# Work to do:
Here are some records. Copy each one exactly.

# Material provided:
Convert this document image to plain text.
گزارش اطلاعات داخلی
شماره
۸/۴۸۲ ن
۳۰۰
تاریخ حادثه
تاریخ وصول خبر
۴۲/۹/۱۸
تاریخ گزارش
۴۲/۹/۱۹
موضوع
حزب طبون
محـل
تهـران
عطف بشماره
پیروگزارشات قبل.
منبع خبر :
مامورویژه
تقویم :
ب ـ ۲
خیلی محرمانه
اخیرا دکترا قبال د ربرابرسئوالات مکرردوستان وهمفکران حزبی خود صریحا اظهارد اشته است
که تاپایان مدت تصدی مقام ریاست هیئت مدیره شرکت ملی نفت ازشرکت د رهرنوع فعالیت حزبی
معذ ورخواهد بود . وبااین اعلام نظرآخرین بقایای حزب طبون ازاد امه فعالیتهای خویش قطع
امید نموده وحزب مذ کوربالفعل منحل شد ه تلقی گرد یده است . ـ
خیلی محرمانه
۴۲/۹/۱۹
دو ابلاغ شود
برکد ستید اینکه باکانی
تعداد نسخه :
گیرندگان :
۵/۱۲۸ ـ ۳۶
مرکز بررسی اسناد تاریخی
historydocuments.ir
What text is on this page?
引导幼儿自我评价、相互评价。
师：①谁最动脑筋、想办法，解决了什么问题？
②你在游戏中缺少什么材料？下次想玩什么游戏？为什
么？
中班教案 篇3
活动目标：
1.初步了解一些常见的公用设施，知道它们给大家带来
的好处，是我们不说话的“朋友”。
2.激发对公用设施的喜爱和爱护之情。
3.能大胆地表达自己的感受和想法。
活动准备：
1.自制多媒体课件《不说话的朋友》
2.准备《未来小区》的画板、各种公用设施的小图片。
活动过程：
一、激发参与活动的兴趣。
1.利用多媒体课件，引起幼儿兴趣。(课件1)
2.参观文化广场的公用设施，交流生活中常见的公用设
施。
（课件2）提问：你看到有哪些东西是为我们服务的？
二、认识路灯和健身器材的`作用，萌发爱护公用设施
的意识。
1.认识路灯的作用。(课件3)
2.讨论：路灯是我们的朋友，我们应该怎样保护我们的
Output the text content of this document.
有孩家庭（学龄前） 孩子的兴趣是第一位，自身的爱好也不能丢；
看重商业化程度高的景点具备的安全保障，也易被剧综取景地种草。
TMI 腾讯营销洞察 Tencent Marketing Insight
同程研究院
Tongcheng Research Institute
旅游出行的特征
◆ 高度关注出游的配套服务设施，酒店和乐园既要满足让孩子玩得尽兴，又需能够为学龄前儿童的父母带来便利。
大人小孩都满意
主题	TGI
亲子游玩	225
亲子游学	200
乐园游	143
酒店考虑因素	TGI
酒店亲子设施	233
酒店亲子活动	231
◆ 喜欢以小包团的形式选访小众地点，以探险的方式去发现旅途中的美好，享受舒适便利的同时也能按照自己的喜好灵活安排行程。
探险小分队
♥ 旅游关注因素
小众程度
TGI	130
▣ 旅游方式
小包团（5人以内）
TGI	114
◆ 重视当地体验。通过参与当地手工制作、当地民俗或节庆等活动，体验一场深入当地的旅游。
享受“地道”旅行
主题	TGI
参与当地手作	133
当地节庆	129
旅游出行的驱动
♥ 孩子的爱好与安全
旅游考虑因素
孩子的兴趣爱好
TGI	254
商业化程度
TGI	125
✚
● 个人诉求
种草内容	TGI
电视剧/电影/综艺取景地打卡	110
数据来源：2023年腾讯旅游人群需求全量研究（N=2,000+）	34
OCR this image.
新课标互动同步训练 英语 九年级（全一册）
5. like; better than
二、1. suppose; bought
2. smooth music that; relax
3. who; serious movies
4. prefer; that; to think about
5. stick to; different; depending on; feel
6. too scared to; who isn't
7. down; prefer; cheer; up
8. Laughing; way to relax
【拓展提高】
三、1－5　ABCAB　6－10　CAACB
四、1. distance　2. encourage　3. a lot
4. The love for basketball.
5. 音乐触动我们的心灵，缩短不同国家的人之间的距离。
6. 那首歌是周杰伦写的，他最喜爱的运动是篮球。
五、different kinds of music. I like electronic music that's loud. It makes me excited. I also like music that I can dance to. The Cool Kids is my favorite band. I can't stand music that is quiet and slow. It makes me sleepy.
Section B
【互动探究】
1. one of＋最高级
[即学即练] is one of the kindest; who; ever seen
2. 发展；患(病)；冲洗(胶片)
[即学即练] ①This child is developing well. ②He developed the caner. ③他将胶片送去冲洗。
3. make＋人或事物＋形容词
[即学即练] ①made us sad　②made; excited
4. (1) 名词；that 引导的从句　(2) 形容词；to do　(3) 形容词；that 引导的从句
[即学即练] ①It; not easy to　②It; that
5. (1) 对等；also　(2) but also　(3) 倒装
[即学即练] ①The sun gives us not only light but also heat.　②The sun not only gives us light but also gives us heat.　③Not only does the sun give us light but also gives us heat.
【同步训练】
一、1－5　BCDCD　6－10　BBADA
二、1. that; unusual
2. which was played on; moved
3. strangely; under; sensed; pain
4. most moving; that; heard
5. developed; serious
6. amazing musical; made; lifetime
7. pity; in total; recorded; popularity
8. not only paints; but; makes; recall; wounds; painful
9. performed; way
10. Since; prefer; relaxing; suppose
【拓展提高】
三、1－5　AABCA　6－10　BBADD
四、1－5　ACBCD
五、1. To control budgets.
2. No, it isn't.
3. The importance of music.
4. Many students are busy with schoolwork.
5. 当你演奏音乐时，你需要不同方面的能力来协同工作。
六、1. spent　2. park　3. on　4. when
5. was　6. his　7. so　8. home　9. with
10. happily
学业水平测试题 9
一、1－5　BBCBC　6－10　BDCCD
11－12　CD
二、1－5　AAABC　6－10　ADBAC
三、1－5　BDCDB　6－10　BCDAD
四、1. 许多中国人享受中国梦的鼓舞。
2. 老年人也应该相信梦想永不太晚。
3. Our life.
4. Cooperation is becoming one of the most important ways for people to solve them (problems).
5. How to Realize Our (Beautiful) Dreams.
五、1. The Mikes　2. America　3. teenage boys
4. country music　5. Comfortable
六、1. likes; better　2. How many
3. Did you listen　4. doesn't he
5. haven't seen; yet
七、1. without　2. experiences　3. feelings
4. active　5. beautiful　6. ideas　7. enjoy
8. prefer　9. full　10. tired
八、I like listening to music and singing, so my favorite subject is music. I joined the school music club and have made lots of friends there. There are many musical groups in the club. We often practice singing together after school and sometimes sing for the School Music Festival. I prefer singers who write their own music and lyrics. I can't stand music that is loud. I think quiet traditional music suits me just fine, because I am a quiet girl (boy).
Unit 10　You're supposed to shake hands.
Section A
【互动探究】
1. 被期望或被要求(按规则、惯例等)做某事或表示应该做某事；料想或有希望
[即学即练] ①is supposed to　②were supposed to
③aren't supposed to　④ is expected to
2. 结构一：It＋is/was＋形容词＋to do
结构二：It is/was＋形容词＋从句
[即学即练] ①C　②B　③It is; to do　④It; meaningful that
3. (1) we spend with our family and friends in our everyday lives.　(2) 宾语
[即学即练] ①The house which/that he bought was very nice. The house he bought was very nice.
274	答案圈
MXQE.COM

# Result:
Convert this document image to plain text.
گزارش اطلاعات داخلی
شماره
۸/۴۸۲ ن
۳۰۰
تاریخ حادثه
تاریخ وصول خبر
۴۲/۹/۱۸
تاریخ گزارش
۴۲/۹/۱۹
موضوع
حزب طبون
محـل
تهـران
عطف بشماره
پیروگزارشات قبل.
منبع خبر :
مامورویژه
تقویم :
ب ـ ۲
خیلی محرمانه
اخیرا دکترا قبال د ربرابرسئوالات مکرردوستان وهمفکران حزبی خود صریحا اظهارد اشته است
که تاپایان مدت تصدی مقام ریاست هیئت مدیره شرکت ملی نفت ازشرکت د رهرنوع فعالیت حزبی
معذ ورخواهد بود . وبااین اعلام نظرآخرین بقایای حزب طبون ازاد امه فعالیتهای خویش قطع
امید نموده وحزب مذ کوربالفعل منحل شد ه تلقی گرد یده است . ـ
خیلی محرمانه
۴۲/۹/۱۹
دو ابلاغ شود
برکد ستید اینکه باکانی
تعداد نسخه :
گیرندگان :
۵/۱۲۸ ـ ۳۶
مرکز بررسی اسناد تاریخی
historydocuments.ir
What text is on this page?
引导幼儿自我评价、相互评价。
师：①谁最动脑筋、想办法，解决了什么问题？
②你在游戏中缺少什么材料？下次想玩什么游戏？为什
么？
中班教案 篇3
活动目标：
1.初步了解一些常见的公用设施，知道它们给大家带来
的好处，是我们不说话的“朋友”。
2.激发对公用设施的喜爱和爱护之情。
3.能大胆地表达自己的感受和想法。
活动准备：
1.自制多媒体课件《不说话的朋友》
2.准备《未来小区》的画板、各种公用设施的小图片。
活动过程：
一、激发参与活动的兴趣。
1.利用多媒体课件，引起幼儿兴趣。(课件1)
2.参观文化广场的公用设施，交流生活中常见的公用设
施。
（课件2）提问：你看到有哪些东西是为我们服务的？
二、认识路灯和健身器材的`作用，萌发爱护公用设施
的意识。
1.认识路灯的作用。(课件3)
2.讨论：路灯是我们的朋友，我们应该怎样保护我们的
Output the text content of this document.
有孩家庭（学龄前） 孩子的兴趣是第一位，自身的爱好也不能丢；
看重商业化程度高的景点具备的安全保障，也易被剧综取景地种草。
TMI 腾讯营销洞察 Tencent Marketing Insight
同程研究院
Tongcheng Research Institute
旅游出行的特征
◆ 高度关注出游的配套服务设施，酒店和乐园既要满足让孩子玩得尽兴，又需能够为学龄前儿童的父母带来便利。
大人小孩都满意
主题	TGI
亲子游玩	225
亲子游学	200
乐园游	143
酒店考虑因素	TGI
酒店亲子设施	233
酒店亲子活动	231
◆ 喜欢以小包团的形式选访小众地点，以探险的方式去发现旅途中的美好，享受舒适便利的同时也能按照自己的喜好灵活安排行程。
探险小分队
♥ 旅游关注因素
小众程度
TGI	130
▣ 旅游方式
小包团（5人以内）
TGI	114
◆ 重视当地体验。通过参与当地手工制作、当地民俗或节庆等活动，体验一场深入当地的旅游。
享受“地道”旅行
主题	TGI
参与当地手作	133
当地节庆	129
旅游出行的驱动
♥ 孩子的爱好与安全
旅游考虑因素
孩子的兴趣爱好
TGI	254
商业化程度
TGI	125
✚
● 个人诉求
种草内容	TGI
电视剧/电影/综艺取景地打卡	110
数据来源：2023年腾讯旅游人群需求全量研究（N=2,000+）	34
OCR this image.
新课标互动同步训练 英语 九年级（全一册）
5. like; better than
二、1. suppose; bought
2. smooth music that; relax
3. who; serious movies
4. prefer; that; to think about
5. stick to; different; depending on; feel
6. too scared to; who isn't
7. down; prefer; cheer; up
8. Laughing; way to relax
【拓展提高】
三、1－5　ABCAB　6－10　CAACB
四、1. distance　2. encourage　3. a lot
4. The love for basketball.
5. 音乐触动我们的心灵，缩短不同国家的人之间的距离。
6. 那首歌是周杰伦写的，他最喜爱的运动是篮球。
五、different kinds of music. I like electronic music that's loud. It makes me excited. I also like music that I can dance to. The Cool Kids is my favorite band. I can't stand music that is quiet and slow. It makes me sleepy.
Section B
【互动探究】
1. one of＋最高级
[即学即练] is one of the kindest; who; ever seen
2. 发展；患(病)；冲洗(胶片)
[即学即练] ①This child is developing well. ②He developed the caner. ③他将胶片送去冲洗。
3. make＋人或事物＋形容词
[即学即练] ①made us sad　②made; excited
4. (1) 名词；that 引导的从句　(2) 形容词；to do　(3) 形容词；that 引导的从句
[即学即练] ①It; not easy to　②It; that
5. (1) 对等；also　(2) but also　(3) 倒装
[即学即练] ①The sun gives us not only light but also heat.　②The sun not only gives us light but also gives us heat.　③Not only does the sun give us light but also gives us heat.
【同步训练】
一、1－5　BCDCD　6－10　BBADA
二、1. that; unusual
2. which was played on; moved
3. strangely; under; sensed; pain
4. most moving; that; heard
5. developed; serious
6. amazing musical; made; lifetime
7. pity; in total; recorded; popularity
8. not only paints; but; makes; recall; wounds; painful
9. performed; way
10. Since; prefer; relaxing; suppose
【拓展提高】
三、1－5　AABCA　6－10　BBADD
四、1－5　ACBCD
五、1. To control budgets.
2. No, it isn't.
3. The importance of music.
4. Many students are busy with schoolwork.
5. 当你演奏音乐时，你需要不同方面的能力来协同工作。
六、1. spent　2. park　3. on　4. when
5. was　6. his　7. so　8. home　9. with
10. happily
学业水平测试题 9
一、1－5　BBCBC　6－10　BDCCD
11－12　CD
二、1－5　AAABC　6－10　ADBAC
三、1－5　BDCDB　6－10　BCDAD
四、1. 许多中国人享受中国梦的鼓舞。
2. 老年人也应该相信梦想永不太晚。
3. Our life.
4. Cooperation is becoming one of the most important ways for people to solve them (problems).
5. How to Realize Our (Beautiful) Dreams.
五、1. The Mikes　2. America　3. teenage boys
4. country music　5. Comfortable
六、1. likes; better　2. How many
3. Did you listen　4. doesn't he
5. haven't seen; yet
七、1. without　2. experiences　3. feelings
4. active　5. beautiful　6. ideas　7. enjoy
8. prefer　9. full　10. tired
八、I like listening to music and singing, so my favorite subject is music. I joined the school music club and have made lots of friends there. There are many musical groups in the club. We often practice singing together after school and sometimes sing for the School Music Festival. I prefer singers who write their own music and lyrics. I can't stand music that is loud. I think quiet traditional music suits me just fine, because I am a quiet girl (boy).
Unit 10　You're supposed to shake hands.
Section A
【互动探究】
1. 被期望或被要求(按规则、惯例等)做某事或表示应该做某事；料想或有希望
[即学即练] ①is supposed to　②were supposed to
③aren't supposed to　④ is expected to
2. 结构一：It＋is/was＋形容词＋to do
结构二：It is/was＋形容词＋从句
[即学即练] ①C　②B　③It is; to do　④It; meaningful that
3. (1) we spend with our family and friends in our everyday lives.　(2) 宾语
[即学即练] ①The house which/that he bought was very nice. The house he bought was very nice.
274	答案圈
MXQE.COM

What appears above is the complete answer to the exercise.